[DO THIS]: Your task is to repeat the entries word for word while leaving out the pictures.

[DATASET RECORDS]:
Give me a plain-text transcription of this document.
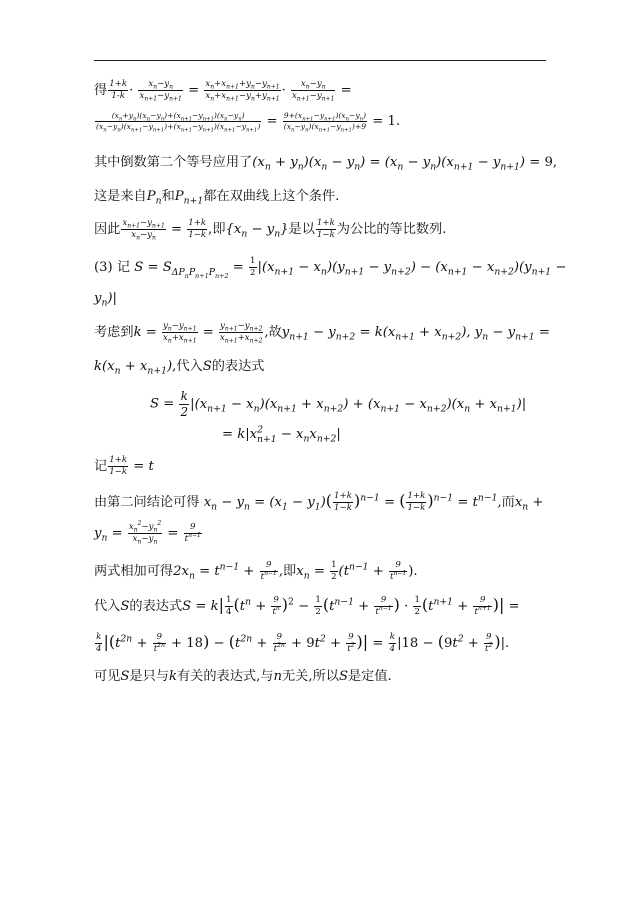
得 $\frac{1+k}{1-k} \cdot \frac{x_n-y_n}{x_{n+1}-y_{n+1}} = \frac{x_n+x_{n+1}+y_n-y_{n+1}}{x_n+x_{n+1}-y_n+y_{n+1}} \cdot \frac{x_n-y_n}{x_{n+1}-y_{n+1}}$ =
$\frac{(x_n+y_n)(x_n-y_n)+(x_{n+1}-y_{n+1})(x_n-y_n)}{(x_n-y_n)(x_{n+1}-y_{n+1})+(x_{n+1}-y_{n+1})(x_{n+1}-y_{n+1})} = \frac{9+(x_{n+1}-y_{n+1})(x_n-y_n)}{(x_n-y_n)(x_{n+1}-y_{n+1})+9} = 1$.
其中倒数第二个等号应用了$(x_n + y_n)(x_n - y_n) = (x_n - y_n)(x_{n+1} - y_{n+1}) = 9$,
这是来自$P_n$和$P_{n+1}$都在双曲线上这个条件.
因此 $\frac{x_{n+1}-y_{n+1}}{x_n-y_n} = \frac{1+k}{1-k}$ ,即$\{x_n - y_n\}$是以 $\frac{1+k}{1-k}$ 为公比的等比数列.
(3) 记 $S = S_{\Delta P_nP_{n+1}P_{n+2}} = \frac{1}{2} |(x_{n+1} - x_n)(y_{n+1} - y_{n+2}) - (x_{n+1} - x_{n+2})(y_{n+1}$ −
$y_n)|$
考虑到$k = \frac{y_n-y_{n+1}}{x_n+x_{n+1}} = \frac{y_{n+1}-y_{n+2}}{x_{n+1}+x_{n+2}}$ ,故$y_{n+1} - y_{n+2} = k(x_{n+1} + x_{n+2})$, $y_n - y_{n+1}$ =
$k(x_n + x_{n+1})$,代入S的表达式
$S = \frac{k}{2} |(x_{n+1} - x_n)(x_{n+1} + x_{n+2}) + (x_{n+1} - x_{n+2})(x_n + x_{n+1})|$
= $k|x^2_{n+1} - x_nx_{n+2}|$
记 $\frac{1+k}{1-k} = t$
由第二问结论可得 $x_n - y_n = (x_1 - y_1)( \frac{1+k}{1-k} )^{n-1}$ = ( $\frac{1+k}{1-k} )^{n-1} = t^{n-1}$,而$x_n$ +
$y_n = \frac{x_n^2-y_n^2}{x_n-y_n} = \frac{9}{t^{n-1}}$
两式相加可得$2x_n = t^{n-1} + \frac{9}{t^{n-1}}$ ,即$x_n = \frac{1}{2} (t^{n-1} + \frac{9}{t^{n-1}}$ ).
代入S的表达式$S = k| \frac{1}{4} (t^n + \frac{9}{t^n} )^2 - \frac{1}{2} (t^{n-1} + \frac{9}{t^{n-1}}$ ) · $\frac{1}{2} (t^{n+1} + \frac{9}{t^{n+1}}$ )| =
$\frac{k}{4} |(t^{2n} + \frac{9}{t^{2n}} + 18) - (t^{2n} + \frac{9}{t^{2n}} + 9t^2 + \frac{9}{t^2}$ )| = $\frac{k}{4} |18 - (9t^2 + \frac{9}{t^2}$ )|.
可见S是只与k有关的表达式,与n无关,所以S是定值.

[FINAL RESULT]:
Give me a plain-text transcription of this document.
得 $\frac{1+k}{1-k} \cdot \frac{x_n-y_n}{x_{n+1}-y_{n+1}} = \frac{x_n+x_{n+1}+y_n-y_{n+1}}{x_n+x_{n+1}-y_n+y_{n+1}} \cdot \frac{x_n-y_n}{x_{n+1}-y_{n+1}}$ =
$\frac{(x_n+y_n)(x_n-y_n)+(x_{n+1}-y_{n+1})(x_n-y_n)}{(x_n-y_n)(x_{n+1}-y_{n+1})+(x_{n+1}-y_{n+1})(x_{n+1}-y_{n+1})} = \frac{9+(x_{n+1}-y_{n+1})(x_n-y_n)}{(x_n-y_n)(x_{n+1}-y_{n+1})+9} = 1$.
其中倒数第二个等号应用了$(x_n + y_n)(x_n - y_n) = (x_n - y_n)(x_{n+1} - y_{n+1}) = 9$,
这是来自$P_n$和$P_{n+1}$都在双曲线上这个条件.
因此 $\frac{x_{n+1}-y_{n+1}}{x_n-y_n} = \frac{1+k}{1-k}$ ,即$\{x_n - y_n\}$是以 $\frac{1+k}{1-k}$ 为公比的等比数列.
(3) 记 $S = S_{\Delta P_nP_{n+1}P_{n+2}} = \frac{1}{2} |(x_{n+1} - x_n)(y_{n+1} - y_{n+2}) - (x_{n+1} - x_{n+2})(y_{n+1}$ −
$y_n)|$
考虑到$k = \frac{y_n-y_{n+1}}{x_n+x_{n+1}} = \frac{y_{n+1}-y_{n+2}}{x_{n+1}+x_{n+2}}$ ,故$y_{n+1} - y_{n+2} = k(x_{n+1} + x_{n+2})$, $y_n - y_{n+1}$ =
$k(x_n + x_{n+1})$,代入S的表达式
$S = \frac{k}{2} |(x_{n+1} - x_n)(x_{n+1} + x_{n+2}) + (x_{n+1} - x_{n+2})(x_n + x_{n+1})|$
= $k|x^2_{n+1} - x_nx_{n+2}|$
记 $\frac{1+k}{1-k} = t$
由第二问结论可得 $x_n - y_n = (x_1 - y_1)( \frac{1+k}{1-k} )^{n-1}$ = ( $\frac{1+k}{1-k} )^{n-1} = t^{n-1}$,而$x_n$ +
$y_n = \frac{x_n^2-y_n^2}{x_n-y_n} = \frac{9}{t^{n-1}}$
两式相加可得$2x_n = t^{n-1} + \frac{9}{t^{n-1}}$ ,即$x_n = \frac{1}{2} (t^{n-1} + \frac{9}{t^{n-1}}$ ).
代入S的表达式$S = k| \frac{1}{4} (t^n + \frac{9}{t^n} )^2 - \frac{1}{2} (t^{n-1} + \frac{9}{t^{n-1}}$ ) · $\frac{1}{2} (t^{n+1} + \frac{9}{t^{n+1}}$ )| =
$\frac{k}{4} |(t^{2n} + \frac{9}{t^{2n}} + 18) - (t^{2n} + \frac{9}{t^{2n}} + 9t^2 + \frac{9}{t^2}$ )| = $\frac{k}{4} |18 - (9t^2 + \frac{9}{t^2}$ )|.
可见S是只与k有关的表达式,与n无关,所以S是定值.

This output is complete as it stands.